State how many lines of the listing below include the word "ducimus". Give only the number.

# Supplied data start

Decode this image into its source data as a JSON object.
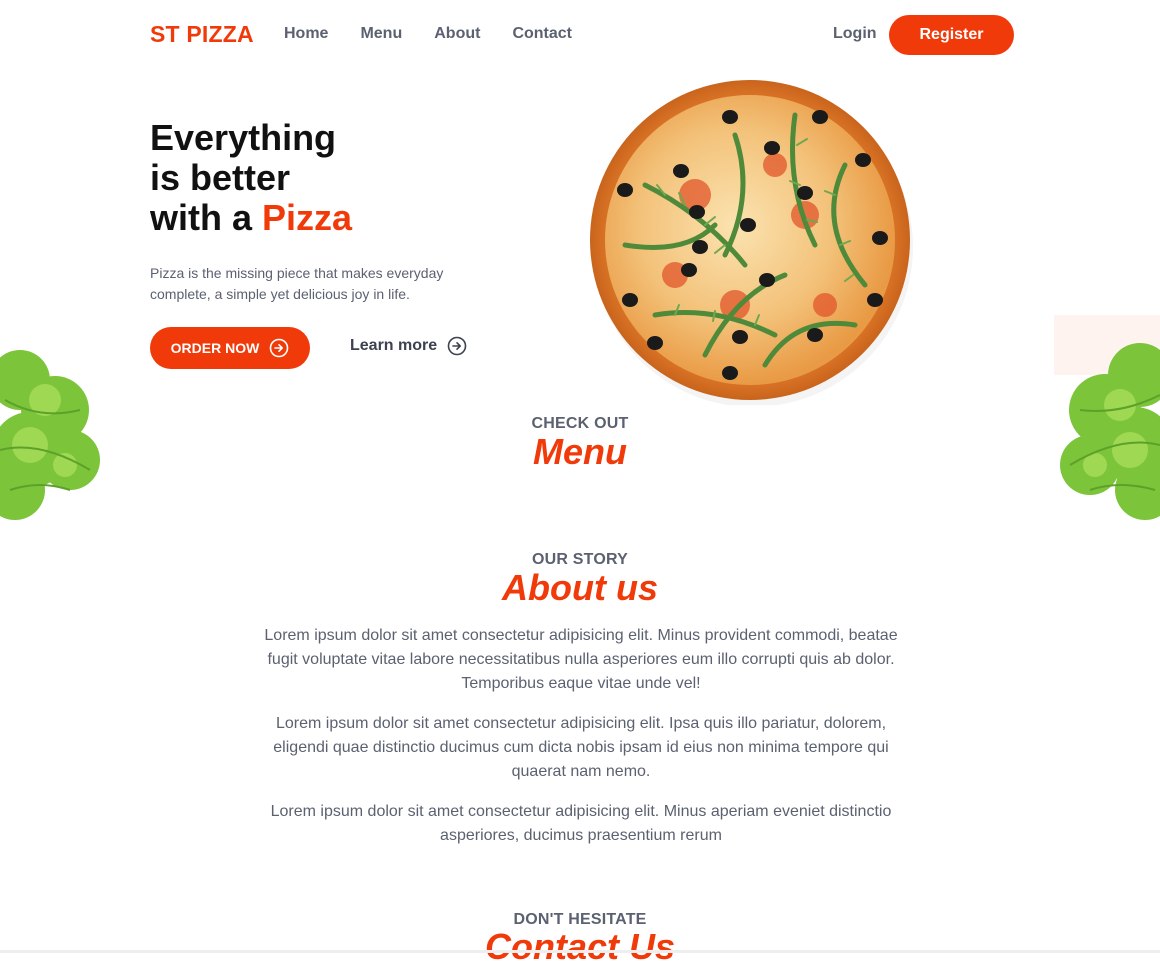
{
  "nav": {
    "brand": "ST PIZZA",
    "links": [
      "Home",
      "Menu",
      "About",
      "Contact"
    ],
    "login": "Login",
    "register": "Register"
  },
  "hero": {
    "title_line1": "Everything",
    "title_line2": "is better",
    "title_line3_prefix": "with a ",
    "title_line3_accent": "Pizza",
    "description": "Pizza is the missing piece that makes everyday complete, a simple yet delicious joy in life.",
    "order_button": "ORDER NOW",
    "learn_more": "Learn more"
  },
  "menu_section": {
    "eyebrow": "CHECK OUT",
    "title": "Menu"
  },
  "about_section": {
    "eyebrow": "OUR STORY",
    "title": "About us",
    "paragraphs": [
      "Lorem ipsum dolor sit amet consectetur adipisicing elit. Minus provident commodi, beatae fugit voluptate vitae labore necessitatibus nulla asperiores eum illo corrupti quis ab dolor. Temporibus eaque vitae unde vel!",
      "Lorem ipsum dolor sit amet consectetur adipisicing elit. Ipsa quis illo pariatur, dolorem, eligendi quae distinctio ducimus cum dicta nobis ipsam id eius non minima tempore qui quaerat nam nemo.",
      "Lorem ipsum dolor sit amet consectetur adipisicing elit. Minus aperiam eveniet distinctio asperiores, ducimus praesentium rerum"
    ]
  },
  "contact_section": {
    "eyebrow": "DON'T HESITATE",
    "title": "Contact Us"
  },
  "colors": {
    "accent": "#f13a0a",
    "text_muted": "#5b6170",
    "heading": "#111111"
  },
  "icons": {
    "order": "circle-arrow-right-icon",
    "learn_more": "circle-arrow-right-icon"
  }
}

# Supplied data end

▶ _Result below_
2